YOUR TASK: Scan the entries below and extract each line with the word "text" in it.
START
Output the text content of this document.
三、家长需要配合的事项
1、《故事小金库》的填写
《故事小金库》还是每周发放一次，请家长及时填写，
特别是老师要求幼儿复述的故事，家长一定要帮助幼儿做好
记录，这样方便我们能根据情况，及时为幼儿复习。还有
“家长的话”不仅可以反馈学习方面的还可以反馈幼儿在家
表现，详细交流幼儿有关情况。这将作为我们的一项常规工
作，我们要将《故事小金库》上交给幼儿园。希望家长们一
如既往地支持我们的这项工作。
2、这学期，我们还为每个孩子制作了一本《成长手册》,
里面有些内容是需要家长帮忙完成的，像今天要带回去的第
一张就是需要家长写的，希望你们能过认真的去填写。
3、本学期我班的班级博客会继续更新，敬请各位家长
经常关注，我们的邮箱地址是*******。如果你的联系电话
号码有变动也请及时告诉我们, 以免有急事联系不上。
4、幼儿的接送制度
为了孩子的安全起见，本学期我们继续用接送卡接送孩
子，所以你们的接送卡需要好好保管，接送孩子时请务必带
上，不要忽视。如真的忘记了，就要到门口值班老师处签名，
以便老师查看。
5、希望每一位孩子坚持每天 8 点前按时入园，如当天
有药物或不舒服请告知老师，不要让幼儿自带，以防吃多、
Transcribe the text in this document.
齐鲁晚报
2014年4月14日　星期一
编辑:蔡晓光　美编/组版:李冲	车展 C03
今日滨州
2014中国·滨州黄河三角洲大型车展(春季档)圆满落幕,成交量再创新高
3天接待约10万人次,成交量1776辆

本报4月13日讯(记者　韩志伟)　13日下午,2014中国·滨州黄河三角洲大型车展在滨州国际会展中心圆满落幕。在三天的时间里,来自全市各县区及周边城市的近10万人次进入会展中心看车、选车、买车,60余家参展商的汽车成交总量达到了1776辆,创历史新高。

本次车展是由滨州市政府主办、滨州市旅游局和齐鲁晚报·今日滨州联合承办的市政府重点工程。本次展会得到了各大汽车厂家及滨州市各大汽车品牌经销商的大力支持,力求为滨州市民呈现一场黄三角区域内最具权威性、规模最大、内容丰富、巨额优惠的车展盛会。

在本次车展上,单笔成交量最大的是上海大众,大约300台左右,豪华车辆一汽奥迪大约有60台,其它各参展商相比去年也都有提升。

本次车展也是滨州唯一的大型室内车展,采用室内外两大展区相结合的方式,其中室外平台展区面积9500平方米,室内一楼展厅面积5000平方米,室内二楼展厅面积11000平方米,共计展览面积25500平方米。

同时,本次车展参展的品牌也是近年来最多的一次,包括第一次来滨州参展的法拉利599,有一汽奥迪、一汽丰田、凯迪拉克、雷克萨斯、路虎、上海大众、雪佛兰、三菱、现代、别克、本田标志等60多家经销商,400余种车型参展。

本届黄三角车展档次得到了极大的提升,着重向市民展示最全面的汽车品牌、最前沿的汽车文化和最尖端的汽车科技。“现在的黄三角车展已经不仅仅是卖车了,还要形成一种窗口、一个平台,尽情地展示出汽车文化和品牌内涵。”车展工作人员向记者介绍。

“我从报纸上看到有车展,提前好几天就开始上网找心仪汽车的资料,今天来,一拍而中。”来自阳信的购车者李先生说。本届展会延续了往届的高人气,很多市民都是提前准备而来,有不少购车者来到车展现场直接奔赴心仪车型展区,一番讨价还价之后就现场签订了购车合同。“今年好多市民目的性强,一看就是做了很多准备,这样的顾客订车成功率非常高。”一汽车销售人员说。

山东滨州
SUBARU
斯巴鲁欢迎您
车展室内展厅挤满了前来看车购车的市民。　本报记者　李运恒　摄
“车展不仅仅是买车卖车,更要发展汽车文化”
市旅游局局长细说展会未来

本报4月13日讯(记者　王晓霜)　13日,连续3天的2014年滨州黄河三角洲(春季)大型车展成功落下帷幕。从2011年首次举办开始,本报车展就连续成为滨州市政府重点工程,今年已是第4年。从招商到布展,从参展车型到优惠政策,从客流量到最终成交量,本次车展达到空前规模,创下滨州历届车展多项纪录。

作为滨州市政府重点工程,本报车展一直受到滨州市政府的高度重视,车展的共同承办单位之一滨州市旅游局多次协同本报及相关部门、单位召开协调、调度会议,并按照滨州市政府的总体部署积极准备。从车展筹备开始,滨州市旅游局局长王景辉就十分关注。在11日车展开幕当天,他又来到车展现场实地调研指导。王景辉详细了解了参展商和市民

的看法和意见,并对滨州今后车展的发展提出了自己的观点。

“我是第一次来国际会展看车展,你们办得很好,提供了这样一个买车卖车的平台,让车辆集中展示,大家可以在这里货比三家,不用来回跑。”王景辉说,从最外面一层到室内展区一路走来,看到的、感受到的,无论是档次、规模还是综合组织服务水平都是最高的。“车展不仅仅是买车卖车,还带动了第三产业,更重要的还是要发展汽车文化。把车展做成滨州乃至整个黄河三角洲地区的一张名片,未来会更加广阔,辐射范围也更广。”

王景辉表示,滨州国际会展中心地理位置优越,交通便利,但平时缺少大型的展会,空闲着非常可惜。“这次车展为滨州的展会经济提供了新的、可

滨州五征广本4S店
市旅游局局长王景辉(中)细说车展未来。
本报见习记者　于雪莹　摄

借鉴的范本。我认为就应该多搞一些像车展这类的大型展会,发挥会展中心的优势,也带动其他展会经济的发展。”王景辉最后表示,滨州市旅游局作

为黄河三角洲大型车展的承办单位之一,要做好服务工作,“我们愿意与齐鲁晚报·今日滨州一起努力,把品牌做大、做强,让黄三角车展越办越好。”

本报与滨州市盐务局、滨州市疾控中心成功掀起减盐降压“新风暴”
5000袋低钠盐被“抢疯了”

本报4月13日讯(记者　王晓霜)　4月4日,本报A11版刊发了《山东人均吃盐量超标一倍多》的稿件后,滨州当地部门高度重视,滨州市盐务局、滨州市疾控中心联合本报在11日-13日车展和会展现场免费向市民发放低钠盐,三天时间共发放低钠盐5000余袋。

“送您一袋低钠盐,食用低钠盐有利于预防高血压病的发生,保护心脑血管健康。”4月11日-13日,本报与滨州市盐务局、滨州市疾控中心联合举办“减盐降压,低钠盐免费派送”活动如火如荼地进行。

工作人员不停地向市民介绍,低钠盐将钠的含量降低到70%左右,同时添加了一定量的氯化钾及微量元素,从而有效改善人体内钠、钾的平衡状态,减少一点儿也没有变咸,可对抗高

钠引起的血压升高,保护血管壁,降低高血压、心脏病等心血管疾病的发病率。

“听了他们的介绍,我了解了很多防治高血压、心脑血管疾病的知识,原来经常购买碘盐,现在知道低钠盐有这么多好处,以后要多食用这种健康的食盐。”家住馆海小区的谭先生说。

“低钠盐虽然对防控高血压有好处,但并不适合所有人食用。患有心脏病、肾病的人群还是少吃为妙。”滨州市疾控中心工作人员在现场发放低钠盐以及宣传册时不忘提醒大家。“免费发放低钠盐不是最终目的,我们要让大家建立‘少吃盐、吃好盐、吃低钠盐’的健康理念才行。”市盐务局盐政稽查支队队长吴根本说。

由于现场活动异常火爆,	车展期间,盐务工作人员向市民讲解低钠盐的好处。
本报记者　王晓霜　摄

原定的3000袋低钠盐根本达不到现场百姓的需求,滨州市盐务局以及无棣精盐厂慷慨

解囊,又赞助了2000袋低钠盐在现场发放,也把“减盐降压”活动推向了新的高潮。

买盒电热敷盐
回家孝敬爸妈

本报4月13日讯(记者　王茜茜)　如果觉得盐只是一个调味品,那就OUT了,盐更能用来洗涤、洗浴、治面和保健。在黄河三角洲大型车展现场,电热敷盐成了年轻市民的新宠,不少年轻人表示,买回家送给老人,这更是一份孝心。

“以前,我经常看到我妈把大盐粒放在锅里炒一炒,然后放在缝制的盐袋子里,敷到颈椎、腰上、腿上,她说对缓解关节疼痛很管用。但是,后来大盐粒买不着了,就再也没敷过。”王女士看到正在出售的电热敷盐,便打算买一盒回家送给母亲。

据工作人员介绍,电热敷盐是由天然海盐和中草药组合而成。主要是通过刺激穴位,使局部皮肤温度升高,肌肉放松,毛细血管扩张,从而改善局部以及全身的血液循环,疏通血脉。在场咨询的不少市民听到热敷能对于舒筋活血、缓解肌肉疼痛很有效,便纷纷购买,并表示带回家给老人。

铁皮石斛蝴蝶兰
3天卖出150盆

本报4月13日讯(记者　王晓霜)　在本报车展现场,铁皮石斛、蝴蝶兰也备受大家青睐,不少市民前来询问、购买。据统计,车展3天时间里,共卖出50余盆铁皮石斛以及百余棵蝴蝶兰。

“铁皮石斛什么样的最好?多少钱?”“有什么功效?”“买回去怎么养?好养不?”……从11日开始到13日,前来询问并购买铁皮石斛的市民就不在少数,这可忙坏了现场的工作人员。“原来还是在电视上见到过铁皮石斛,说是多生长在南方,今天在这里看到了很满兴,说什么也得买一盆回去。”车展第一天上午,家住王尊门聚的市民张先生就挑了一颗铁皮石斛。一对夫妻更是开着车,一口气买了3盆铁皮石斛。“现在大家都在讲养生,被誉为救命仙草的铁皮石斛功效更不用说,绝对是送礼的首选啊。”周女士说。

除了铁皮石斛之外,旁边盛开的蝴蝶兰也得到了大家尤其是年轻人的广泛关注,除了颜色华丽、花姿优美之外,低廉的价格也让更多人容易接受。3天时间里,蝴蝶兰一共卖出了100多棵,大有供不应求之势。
END
RESPONSE:
Output the text content of this document.
Transcribe the text in this document.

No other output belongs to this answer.